▸ **TASK DESCRIPTION**
Work through the data below line by line and say how many lines hold "watermark"; give only the number.
##### DATA SHOWN #####
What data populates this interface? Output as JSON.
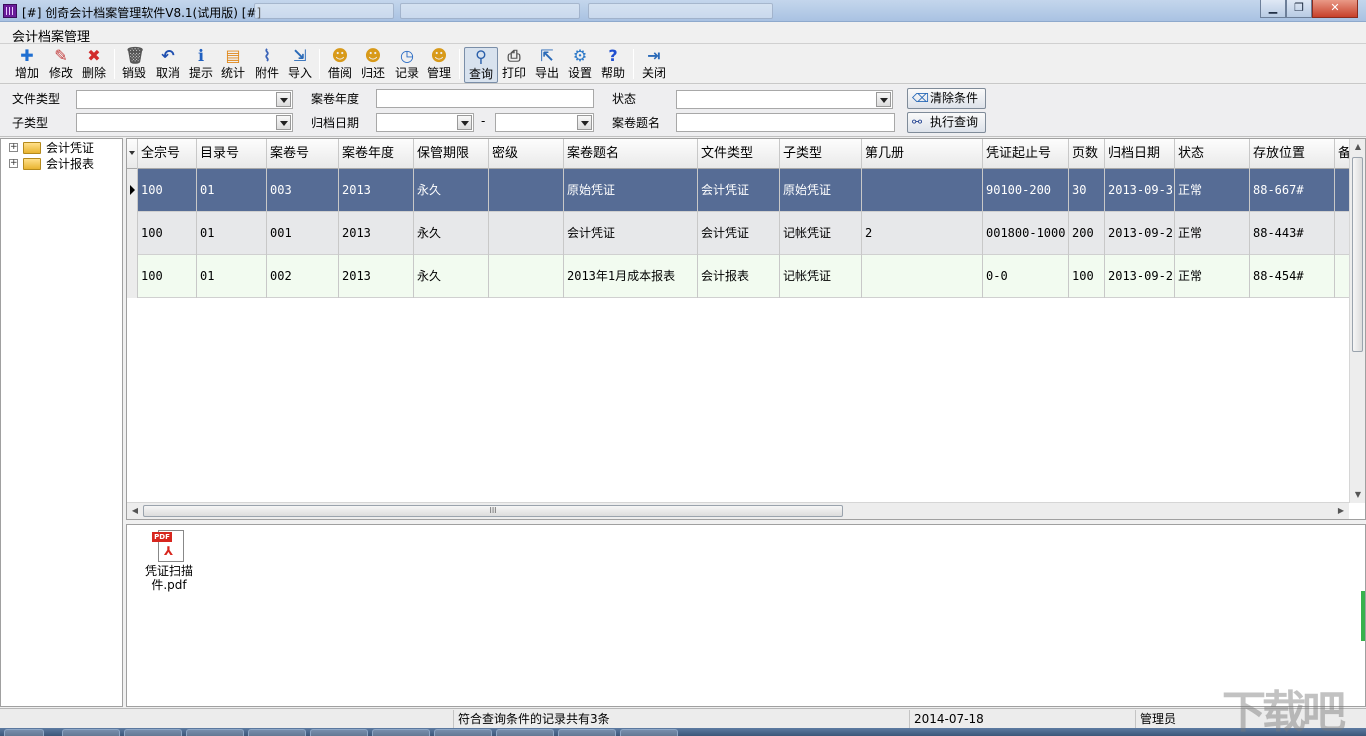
{
  "window": {
    "title": "[#] 创奇会计档案管理软件V8.1(试用版) [#]",
    "controls": {
      "minimize": "▁",
      "maximize": "❐",
      "close": "✕"
    }
  },
  "menu": {
    "title": "会计档案管理"
  },
  "toolbar": {
    "buttons": [
      {
        "label": "增加",
        "icon": "plus-icon",
        "glyph": "✚",
        "color": "#1f6fd1"
      },
      {
        "label": "修改",
        "icon": "pencil-icon",
        "glyph": "✎",
        "color": "#c23b3b"
      },
      {
        "label": "删除",
        "icon": "delete-x-icon",
        "glyph": "✖",
        "color": "#d22b2b"
      },
      {
        "label": "销毁",
        "icon": "trash-icon",
        "glyph": "🗑",
        "color": "#555555"
      },
      {
        "label": "取消",
        "icon": "undo-icon",
        "glyph": "↶",
        "color": "#1f4fb0"
      },
      {
        "label": "提示",
        "icon": "info-icon",
        "glyph": "ℹ",
        "color": "#1f5fc0"
      },
      {
        "label": "统计",
        "icon": "clipboard-icon",
        "glyph": "▤",
        "color": "#e0891c"
      },
      {
        "label": "附件",
        "icon": "paperclip-icon",
        "glyph": "⌇",
        "color": "#3a63b8"
      },
      {
        "label": "导入",
        "icon": "import-icon",
        "glyph": "⇲",
        "color": "#2a6ab8"
      },
      {
        "label": "借阅",
        "icon": "user-borrow-icon",
        "glyph": "☻",
        "color": "#d89a1a"
      },
      {
        "label": "归还",
        "icon": "user-return-icon",
        "glyph": "☻",
        "color": "#d89a1a"
      },
      {
        "label": "记录",
        "icon": "clock-icon",
        "glyph": "◷",
        "color": "#2b6cc4"
      },
      {
        "label": "管理",
        "icon": "user-manage-icon",
        "glyph": "☻",
        "color": "#d89a1a"
      },
      {
        "label": "查询",
        "icon": "magnifier-icon",
        "glyph": "⚲",
        "color": "#2a5faa"
      },
      {
        "label": "打印",
        "icon": "printer-icon",
        "glyph": "⎙",
        "color": "#555555"
      },
      {
        "label": "导出",
        "icon": "export-icon",
        "glyph": "⇱",
        "color": "#2a6ab8"
      },
      {
        "label": "设置",
        "icon": "gear-icon",
        "glyph": "⚙",
        "color": "#2b78c8"
      },
      {
        "label": "帮助",
        "icon": "help-icon",
        "glyph": "?",
        "color": "#1f4fd1"
      },
      {
        "label": "关闭",
        "icon": "exit-icon",
        "glyph": "⇥",
        "color": "#2a6ab8"
      }
    ]
  },
  "filters": {
    "file_type_label": "文件类型",
    "sub_type_label": "子类型",
    "year_label": "案卷年度",
    "archive_date_label": "归档日期",
    "date_separator": "-",
    "status_label": "状态",
    "title_label": "案卷题名",
    "clear_button": "清除条件",
    "query_button": "执行查询"
  },
  "tree": {
    "nodes": [
      {
        "label": "会计凭证"
      },
      {
        "label": "会计报表"
      }
    ]
  },
  "grid": {
    "columns": [
      "全宗号",
      "目录号",
      "案卷号",
      "案卷年度",
      "保管期限",
      "密级",
      "案卷题名",
      "文件类型",
      "子类型",
      "第几册",
      "凭证起止号",
      "页数",
      "归档日期",
      "状态",
      "存放位置",
      "备"
    ],
    "rows": [
      [
        "100",
        "01",
        "003",
        "2013",
        "永久",
        "",
        "原始凭证",
        "会计凭证",
        "原始凭证",
        "",
        "90100-200",
        "30",
        "2013-09-3",
        "正常",
        "88-667#",
        ""
      ],
      [
        "100",
        "01",
        "001",
        "2013",
        "永久",
        "",
        "会计凭证",
        "会计凭证",
        "记帐凭证",
        "2",
        "001800-1000",
        "200",
        "2013-09-2",
        "正常",
        "88-443#",
        ""
      ],
      [
        "100",
        "01",
        "002",
        "2013",
        "永久",
        "",
        "2013年1月成本报表",
        "会计报表",
        "记帐凭证",
        "",
        "0-0",
        "100",
        "2013-09-2",
        "正常",
        "88-454#",
        ""
      ]
    ],
    "selected_row": 0,
    "hscroll_grip": "III"
  },
  "attachment": {
    "file_label": "凭证扫描件.pdf",
    "pdf_tag": "PDF"
  },
  "status": {
    "count_text": "符合查询条件的记录共有3条",
    "date": "2014-07-18",
    "user": "管理员"
  },
  "watermark": "下载吧"
}
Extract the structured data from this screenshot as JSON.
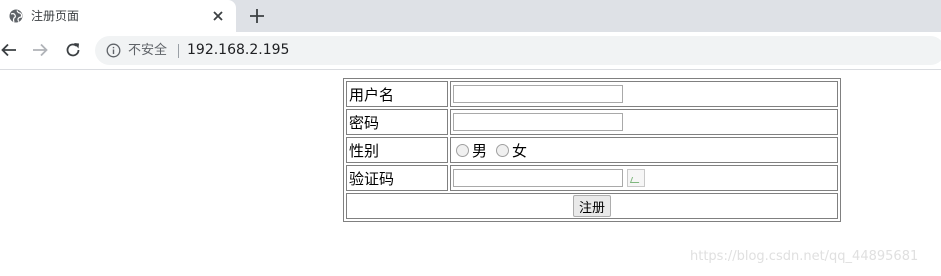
{
  "browser": {
    "tab_title": "注册页面",
    "security_label": "不安全",
    "url": "192.168.2.195",
    "icons": {
      "favicon": "globe-icon",
      "close": "close-icon",
      "new_tab": "plus-icon",
      "back": "back-arrow-icon",
      "forward": "forward-arrow-icon",
      "reload": "reload-icon",
      "info": "info-icon"
    }
  },
  "form": {
    "username_label": "用户名",
    "password_label": "密码",
    "gender_label": "性别",
    "gender_male": "男",
    "gender_female": "女",
    "captcha_label": "验证码",
    "username_value": "",
    "password_value": "",
    "captcha_value": "",
    "submit_label": "注册"
  },
  "watermark": "https://blog.csdn.net/qq_44895681"
}
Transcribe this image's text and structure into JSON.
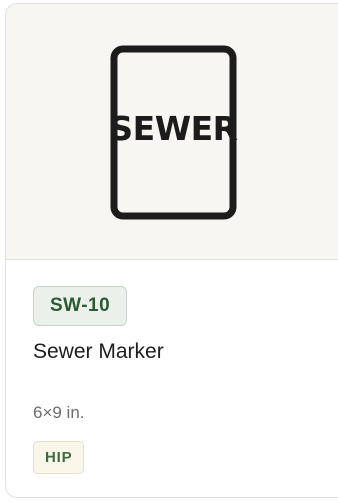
{
  "product": {
    "sign_text": "SEWER",
    "code": "SW-10",
    "title": "Sewer Marker",
    "size": "6×9 in.",
    "material": "HIP"
  },
  "colors": {
    "image_background": "#f8f6f2",
    "code_badge_background": "#eaf1ea",
    "code_badge_text": "#2e5a33",
    "material_badge_background": "#faf6ea",
    "material_badge_text": "#3d6b40"
  }
}
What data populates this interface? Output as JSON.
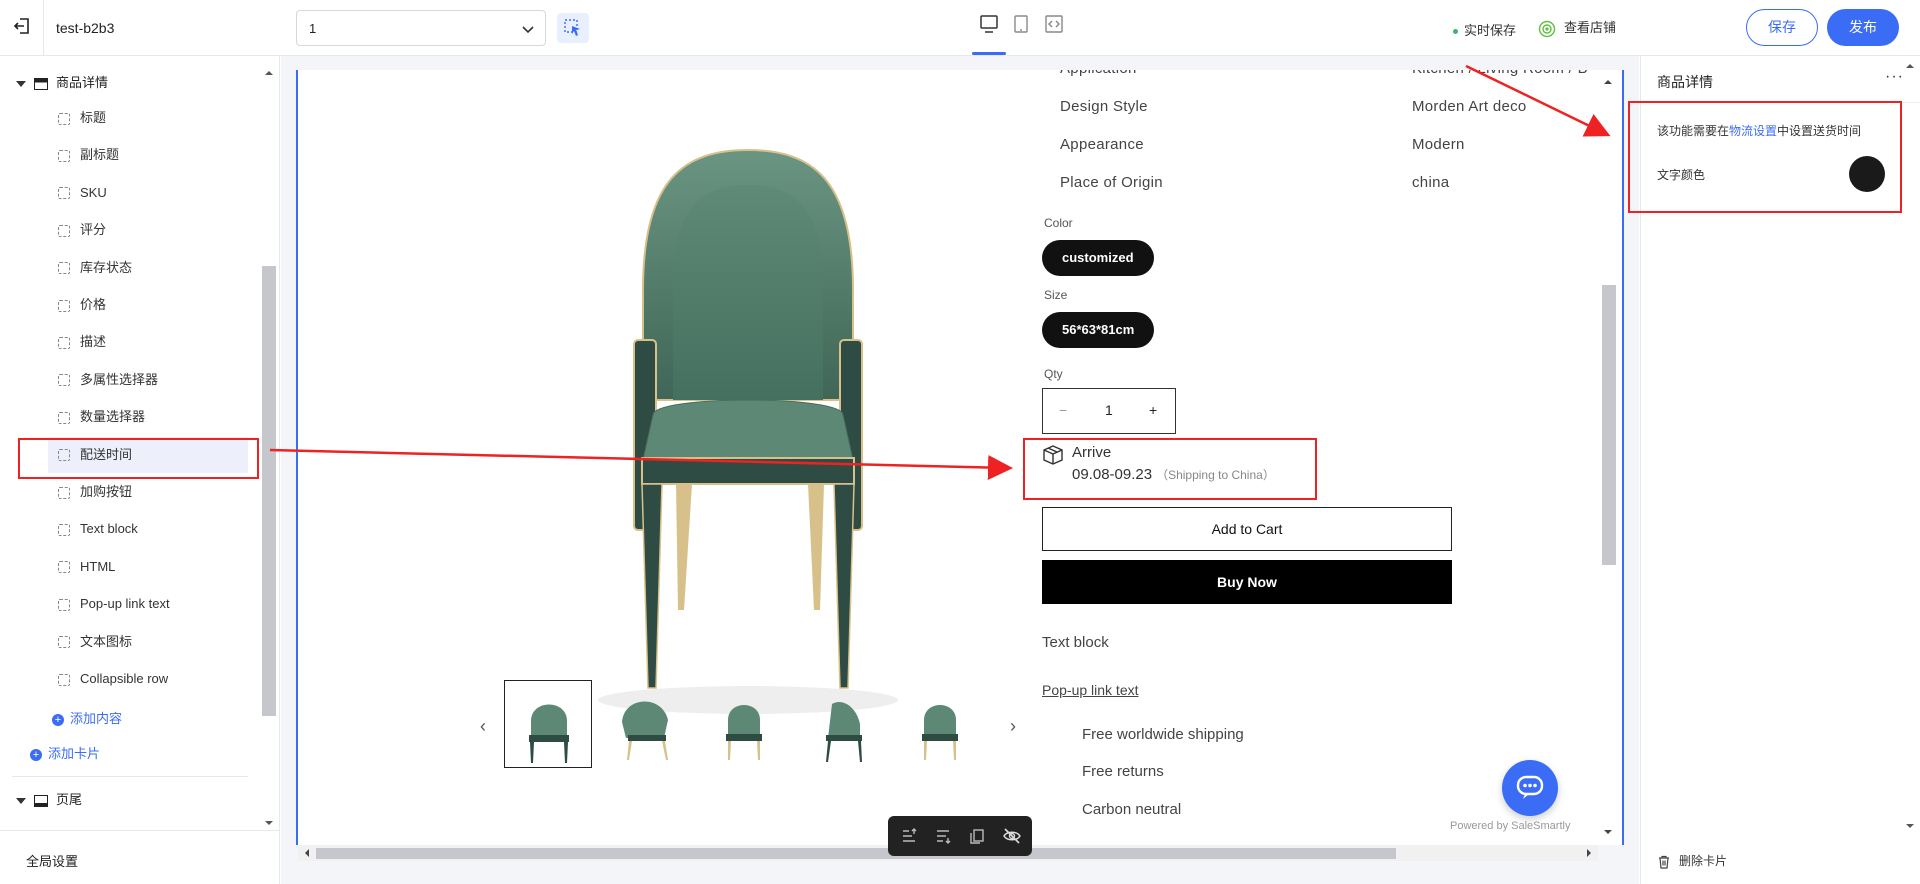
{
  "topbar": {
    "store_name": "test-b2b3",
    "page_select_value": "1",
    "autosave_label": "实时保存",
    "view_store_label": "查看店铺",
    "save_label": "保存",
    "publish_label": "发布"
  },
  "sidebar": {
    "section_product": "商品详情",
    "items": [
      {
        "label": "标题"
      },
      {
        "label": "副标题"
      },
      {
        "label": "SKU"
      },
      {
        "label": "评分"
      },
      {
        "label": "库存状态"
      },
      {
        "label": "价格"
      },
      {
        "label": "描述"
      },
      {
        "label": "多属性选择器"
      },
      {
        "label": "数量选择器"
      },
      {
        "label": "配送时间",
        "active": true
      },
      {
        "label": "加购按钮"
      },
      {
        "label": "Text block"
      },
      {
        "label": "HTML"
      },
      {
        "label": "Pop-up link text"
      },
      {
        "label": "文本图标"
      },
      {
        "label": "Collapsible row"
      }
    ],
    "add_content": "添加内容",
    "add_card": "添加卡片",
    "section_footer": "页尾",
    "global_settings": "全局设置"
  },
  "preview": {
    "specs": [
      {
        "key": "Application",
        "value": "Kitchen / Living Room / B"
      },
      {
        "key": "Design Style",
        "value": "Morden Art deco"
      },
      {
        "key": "Appearance",
        "value": "Modern"
      },
      {
        "key": "Place of Origin",
        "value": "china"
      }
    ],
    "color_label": "Color",
    "color_value": "customized",
    "size_label": "Size",
    "size_value": "56*63*81cm",
    "qty_label": "Qty",
    "qty_minus": "−",
    "qty_value": "1",
    "qty_plus": "+",
    "arrive_title": "Arrive",
    "arrive_date": "09.08-09.23",
    "arrive_note": "（Shipping to China）",
    "add_to_cart": "Add to Cart",
    "buy_now": "Buy Now",
    "text_block": "Text block",
    "popup_link": "Pop-up link text",
    "features": [
      "Free worldwide shipping",
      "Free returns",
      "Carbon neutral"
    ],
    "powered_by": "Powered by SaleSmartly",
    "thumb_prev": "‹",
    "thumb_next": "›"
  },
  "right_panel": {
    "title": "商品详情",
    "more": "···",
    "hint_prefix": "该功能需要在",
    "hint_link": "物流设置",
    "hint_suffix": "中设置送货时间",
    "text_color_label": "文字颜色",
    "text_color_value": "#1a1a1a",
    "delete_card": "删除卡片"
  },
  "colors": {
    "accent": "#3b6cf6",
    "annotation": "#ee2222",
    "chair_green": "#4f7b6a",
    "chair_gold": "#d8c08a"
  }
}
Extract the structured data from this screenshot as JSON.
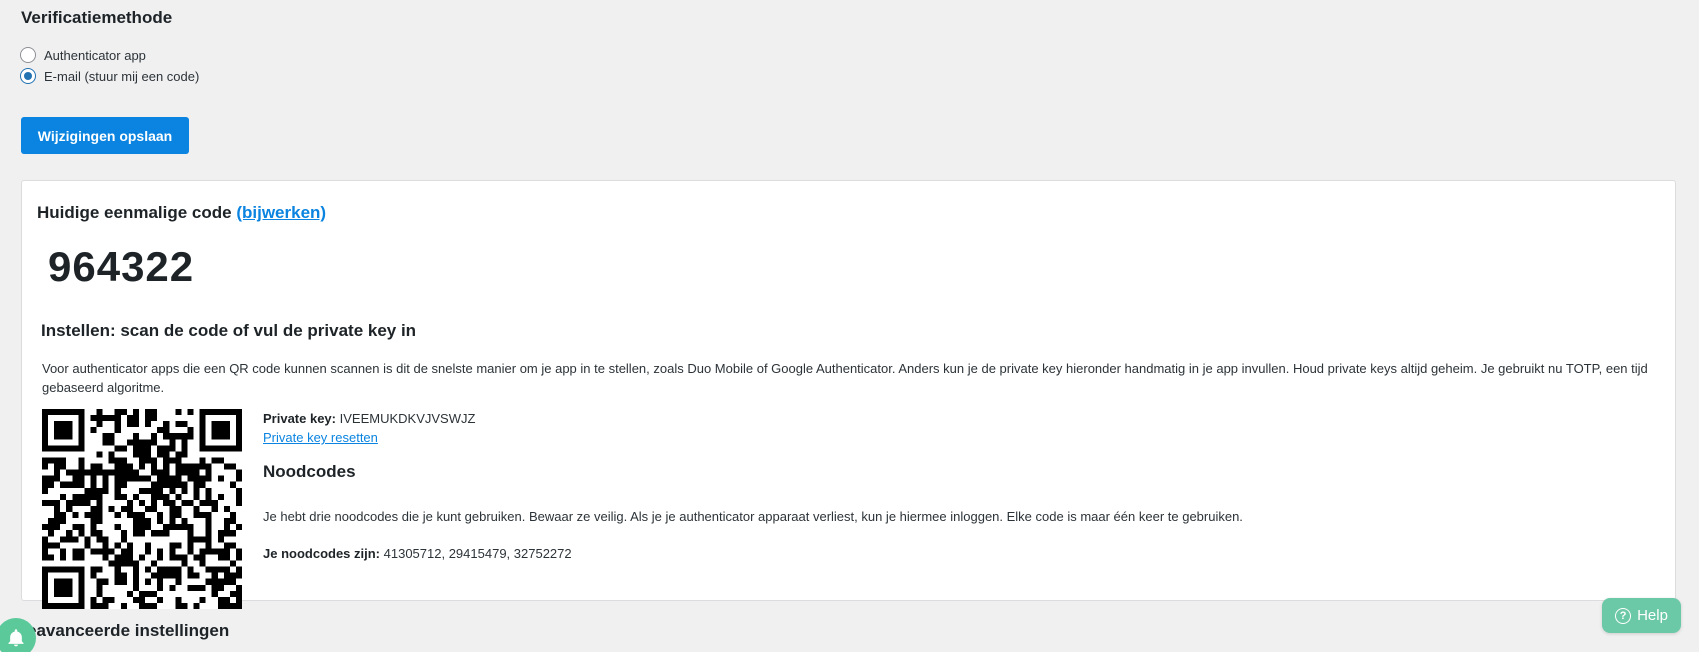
{
  "verification": {
    "title": "Verificatiemethode",
    "options": [
      {
        "label": "Authenticator app",
        "checked": false
      },
      {
        "label": "E-mail (stuur mij een code)",
        "checked": true
      }
    ],
    "save_label": "Wijzigingen opslaan"
  },
  "card": {
    "current_code_label": "Huidige eenmalige code",
    "refresh_link": "(bijwerken)",
    "otp": "964322",
    "setup_heading": "Instellen: scan de code of vul de private key in",
    "setup_description": "Voor authenticator apps die een QR code kunnen scannen is dit de snelste manier om je app in te stellen, zoals Duo Mobile of Google Authenticator. Anders kun je de private key hieronder handmatig in je app invullen. Houd private keys altijd geheim. Je gebruikt nu TOTP, een tijd gebaseerd algoritme.",
    "private_key_label": "Private key:",
    "private_key_value": "IVEEMUKDKVJVSWJZ",
    "reset_link": "Private key resetten",
    "backup_heading": "Noodcodes",
    "backup_description": "Je hebt drie noodcodes die je kunt gebruiken. Bewaar ze veilig. Als je je authenticator apparaat verliest, kun je hiermee inloggen. Elke code is maar één keer te gebruiken.",
    "backup_codes_label": "Je noodcodes zijn:",
    "backup_codes_value": "41305712, 29415479, 32752272"
  },
  "advanced": {
    "title": "eavanceerde instellingen"
  },
  "help": {
    "label": "Help",
    "icon": "question-circle-icon"
  },
  "notifications": {
    "icon": "bell-icon"
  },
  "colors": {
    "accent": "#0a84e0",
    "help": "#6cc9a8",
    "bell": "#5cc99a"
  }
}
#####
▸ **RESULT OF THIS TASK**
2